--- Start of DATA SUPPLIED ---

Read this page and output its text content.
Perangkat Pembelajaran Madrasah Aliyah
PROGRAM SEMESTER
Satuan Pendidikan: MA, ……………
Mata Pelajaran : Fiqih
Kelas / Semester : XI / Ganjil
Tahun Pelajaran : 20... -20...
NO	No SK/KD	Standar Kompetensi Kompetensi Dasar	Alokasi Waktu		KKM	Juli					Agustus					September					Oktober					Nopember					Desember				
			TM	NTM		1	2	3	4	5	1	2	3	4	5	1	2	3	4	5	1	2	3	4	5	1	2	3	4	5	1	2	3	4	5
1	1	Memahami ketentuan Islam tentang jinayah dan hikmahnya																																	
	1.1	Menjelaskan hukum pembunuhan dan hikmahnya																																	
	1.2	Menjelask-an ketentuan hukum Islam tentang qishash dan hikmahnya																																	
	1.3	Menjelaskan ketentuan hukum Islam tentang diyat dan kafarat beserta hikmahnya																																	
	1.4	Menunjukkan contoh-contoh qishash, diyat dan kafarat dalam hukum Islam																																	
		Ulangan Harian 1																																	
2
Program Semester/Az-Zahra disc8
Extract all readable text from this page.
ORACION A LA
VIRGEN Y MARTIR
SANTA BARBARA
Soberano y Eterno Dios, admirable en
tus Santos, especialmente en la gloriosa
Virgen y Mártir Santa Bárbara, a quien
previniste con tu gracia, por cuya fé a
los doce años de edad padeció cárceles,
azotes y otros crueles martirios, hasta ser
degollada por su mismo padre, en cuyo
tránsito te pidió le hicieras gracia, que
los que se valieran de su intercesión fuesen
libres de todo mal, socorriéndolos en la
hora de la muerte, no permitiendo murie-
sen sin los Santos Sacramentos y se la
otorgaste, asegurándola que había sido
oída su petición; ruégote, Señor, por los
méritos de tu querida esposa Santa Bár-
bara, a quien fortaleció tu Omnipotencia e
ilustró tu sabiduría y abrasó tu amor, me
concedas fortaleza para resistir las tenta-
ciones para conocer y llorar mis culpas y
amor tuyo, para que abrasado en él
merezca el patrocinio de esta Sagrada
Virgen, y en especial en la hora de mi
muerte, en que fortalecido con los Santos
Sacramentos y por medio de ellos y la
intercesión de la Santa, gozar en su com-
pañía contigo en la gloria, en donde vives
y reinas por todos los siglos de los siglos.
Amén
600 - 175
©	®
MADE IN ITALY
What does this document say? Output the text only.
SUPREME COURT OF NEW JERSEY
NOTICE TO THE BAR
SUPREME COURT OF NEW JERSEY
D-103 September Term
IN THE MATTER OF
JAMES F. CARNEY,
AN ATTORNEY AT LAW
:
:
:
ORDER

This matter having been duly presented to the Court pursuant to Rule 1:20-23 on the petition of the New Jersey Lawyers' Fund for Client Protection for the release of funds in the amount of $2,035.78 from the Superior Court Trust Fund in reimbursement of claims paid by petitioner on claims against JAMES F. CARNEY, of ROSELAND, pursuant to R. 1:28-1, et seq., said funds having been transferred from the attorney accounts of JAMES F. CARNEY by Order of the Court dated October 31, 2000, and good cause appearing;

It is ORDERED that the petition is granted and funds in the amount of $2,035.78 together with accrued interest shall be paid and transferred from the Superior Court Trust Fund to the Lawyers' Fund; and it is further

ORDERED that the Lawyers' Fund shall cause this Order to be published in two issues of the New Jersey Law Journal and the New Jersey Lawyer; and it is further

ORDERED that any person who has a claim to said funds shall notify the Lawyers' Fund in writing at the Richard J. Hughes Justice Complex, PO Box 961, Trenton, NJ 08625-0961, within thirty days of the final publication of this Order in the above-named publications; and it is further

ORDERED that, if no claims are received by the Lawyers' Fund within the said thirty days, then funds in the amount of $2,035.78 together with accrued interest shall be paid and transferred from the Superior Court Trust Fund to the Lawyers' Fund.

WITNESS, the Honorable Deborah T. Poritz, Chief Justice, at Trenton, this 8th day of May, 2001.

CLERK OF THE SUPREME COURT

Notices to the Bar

--- End of DATA SUPPLIED ---

Word for word, restate all of the data shown above.

» **ANSWER TO THE EXERCISE**
Read this page and output its text content.
Perangkat Pembelajaran Madrasah Aliyah
PROGRAM SEMESTER
Satuan Pendidikan: MA, ……………
Mata Pelajaran : Fiqih
Kelas / Semester : XI / Ganjil
Tahun Pelajaran : 20... -20...
NO	No SK/KD	Standar Kompetensi Kompetensi Dasar	Alokasi Waktu		KKM	Juli					Agustus					September					Oktober					Nopember					Desember				
			TM	NTM		1	2	3	4	5	1	2	3	4	5	1	2	3	4	5	1	2	3	4	5	1	2	3	4	5	1	2	3	4	5
1	1	Memahami ketentuan Islam tentang jinayah dan hikmahnya																																	
	1.1	Menjelaskan hukum pembunuhan dan hikmahnya																																	
	1.2	Menjelask-an ketentuan hukum Islam tentang qishash dan hikmahnya																																	
	1.3	Menjelaskan ketentuan hukum Islam tentang diyat dan kafarat beserta hikmahnya																																	
	1.4	Menunjukkan contoh-contoh qishash, diyat dan kafarat dalam hukum Islam																																	
		Ulangan Harian 1																																	
2
Program Semester/Az-Zahra disc8
Extract all readable text from this page.
ORACION A LA
VIRGEN Y MARTIR
SANTA BARBARA
Soberano y Eterno Dios, admirable en
tus Santos, especialmente en la gloriosa
Virgen y Mártir Santa Bárbara, a quien
previniste con tu gracia, por cuya fé a
los doce años de edad padeció cárceles,
azotes y otros crueles martirios, hasta ser
degollada por su mismo padre, en cuyo
tránsito te pidió le hicieras gracia, que
los que se valieran de su intercesión fuesen
libres de todo mal, socorriéndolos en la
hora de la muerte, no permitiendo murie-
sen sin los Santos Sacramentos y se la
otorgaste, asegurándola que había sido
oída su petición; ruégote, Señor, por los
méritos de tu querida esposa Santa Bár-
bara, a quien fortaleció tu Omnipotencia e
ilustró tu sabiduría y abrasó tu amor, me
concedas fortaleza para resistir las tenta-
ciones para conocer y llorar mis culpas y
amor tuyo, para que abrasado en él
merezca el patrocinio de esta Sagrada
Virgen, y en especial en la hora de mi
muerte, en que fortalecido con los Santos
Sacramentos y por medio de ellos y la
intercesión de la Santa, gozar en su com-
pañía contigo en la gloria, en donde vives
y reinas por todos los siglos de los siglos.
Amén
600 - 175
©	®
MADE IN ITALY
What does this document say? Output the text only.
SUPREME COURT OF NEW JERSEY
NOTICE TO THE BAR
SUPREME COURT OF NEW JERSEY
D-103 September Term
IN THE MATTER OF
JAMES F. CARNEY,
AN ATTORNEY AT LAW
:
:
:
ORDER

This matter having been duly presented to the Court pursuant to Rule 1:20-23 on the petition of the New Jersey Lawyers' Fund for Client Protection for the release of funds in the amount of $2,035.78 from the Superior Court Trust Fund in reimbursement of claims paid by petitioner on claims against JAMES F. CARNEY, of ROSELAND, pursuant to R. 1:28-1, et seq., said funds having been transferred from the attorney accounts of JAMES F. CARNEY by Order of the Court dated October 31, 2000, and good cause appearing;

It is ORDERED that the petition is granted and funds in the amount of $2,035.78 together with accrued interest shall be paid and transferred from the Superior Court Trust Fund to the Lawyers' Fund; and it is further

ORDERED that the Lawyers' Fund shall cause this Order to be published in two issues of the New Jersey Law Journal and the New Jersey Lawyer; and it is further

ORDERED that any person who has a claim to said funds shall notify the Lawyers' Fund in writing at the Richard J. Hughes Justice Complex, PO Box 961, Trenton, NJ 08625-0961, within thirty days of the final publication of this Order in the above-named publications; and it is further

ORDERED that, if no claims are received by the Lawyers' Fund within the said thirty days, then funds in the amount of $2,035.78 together with accrued interest shall be paid and transferred from the Superior Court Trust Fund to the Lawyers' Fund.

WITNESS, the Honorable Deborah T. Poritz, Chief Justice, at Trenton, this 8th day of May, 2001.

CLERK OF THE SUPREME COURT

Notices to the Bar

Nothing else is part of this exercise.